— DIRECTIONS FOR THIS TASK —
Select every line holding the word "правового" and copy it.

— LISTING —
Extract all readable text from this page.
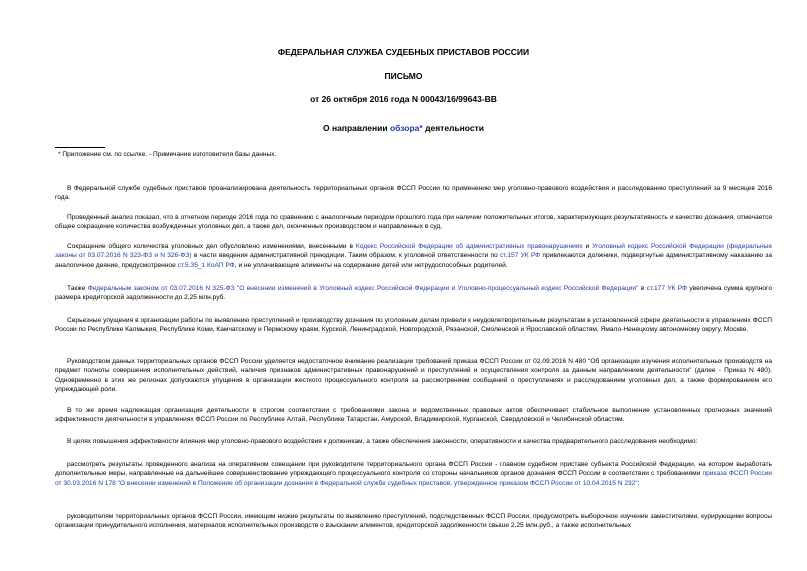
ФЕДЕРАЛЬНАЯ СЛУЖБА СУДЕБНЫХ ПРИСТАВОВ РОССИИ
ПИСЬМО
от 26 октября 2016 года N 00043/16/99643-ВВ
О направлении обзора* деятельности
* Приложение см. по ссылке. - Примечание изготовителя базы данных.
В Федеральной службе судебных приставов проанализирована деятельность территориальных органов ФССП России по применению мер уголовно-правового воздействия и расследованию преступлений за 9 месяцев 2016 года.
Проведенный анализ показал, что в отчетном периоде 2016 года по сравнению с аналогичным периодом прошлого года при наличии положительных итогов, характеризующих результативность и качество дознания, отмечается общее сокращение количества возбужденных уголовных дел, а также дел, оконченных производством и направленных в суд.
Сокращение общего количества уголовных дел обусловлено изменениями, внесенными в Кодекс Российской Федерации об административных правонарушениях и Уголовный кодекс Российской Федерации (федеральные законы от 03.07.2016 N 323-ФЗ и N 326-ФЗ) в части введения административной преюдиции. Таким образом, к уголовной ответственности по ст.157 УК РФ привлекаются должники, подвергнутые административному наказанию за аналогичное деяние, предусмотренное ст.5.35_1 КоАП РФ, и не уплачивающие алименты на содержание детей или нетрудоспособных родителей.
Также Федеральным законом от 03.07.2016 N 325-ФЗ "О внесении изменений в Уголовный кодекс Российской Федерации и Уголовно-процессуальный кодекс Российской Федерации" в ст.177 УК РФ увеличена сумма крупного размера кредиторской задолженности до 2,25 млн.руб.
Серьезные упущения в организации работы по выявлению преступлений и производству дознания по уголовным делам привели к неудовлетворительным результатам в установленной сфере деятельности в управлениях ФССП России по Республике Калмыкия, Республике Коми, Камчатскому и Пермскому краям, Курской, Ленинградской, Новгородской, Рязанской, Смоленской и Ярославской областям, Ямало-Ненецкому автономному округу, Москве.
Руководством данных территориальных органов ФССП России уделяется недостаточное внимание реализации требований приказа ФССП России от 02.09.2016 N 480 "Об организации изучения исполнительных производств на предмет полноты совершения исполнительных действий, наличия признаков административных правонарушений и преступлений и осуществления контроля за данным направлением деятельности" (далее - Приказ N 480). Одновременно в этих же регионах допускаются упущения в организации жесткого процессуального контроля за рассмотрением сообщений о преступлениях и расследованием уголовных дел, а также формированием его упреждающей роли.
В то же время надлежащая организация деятельности в строгом соответствии с требованиями закона и ведомственных правовых актов обеспечивает стабильное выполнение установленных прогнозных значений эффективности деятельности в управлениях ФССП России по Республике Алтай, Республике Татарстан, Амурской, Владимирской, Курганской, Свердловской и Челябинской областям.
В целях повышения эффективности влияния мер уголовно-правового воздействия к должникам, а также обеспечения законности, оперативности и качества предварительного расследования необходимо:
рассмотреть результаты проведенного анализа на оперативном совещании при руководителе территориального органа ФССП России - главном судебном приставе субъекта Российской Федерации, на котором выработать дополнительные меры, направленные на дальнейшее совершенствование упреждающего процессуального контроля со стороны начальников органов дознания ФССП России в соответствии с требованиями приказа ФССП России от 30.03.2016 N 178 "О внесении изменений в Положение об организации дознания в Федеральной службе судебных приставов, утвержденное приказом ФССП России от 10.04.2015 N 232";
руководителям территориальных органов ФССП России, имеющим низкие результаты по выявлению преступлений, подследственных ФССП России, предусмотреть выборочное изучение заместителями, курирующими вопросы организации принудительного исполнения, материалов исполнительных производств о взыскании алиментов, кредиторской задолженности свыше 2,25 млн.руб., а также исполнительных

— TASK RESULT —
В Федеральной службе судебных приставов проанализирована деятельность территориальных органов ФССП России по применению мер уголовно-правового воздействия и расследованию преступлений за 9 месяцев 2016 года.
В целях повышения эффективности влияния мер уголовно-правового воздействия к должникам, а также обеспечения законности, оперативности и качества предварительного расследования необходимо:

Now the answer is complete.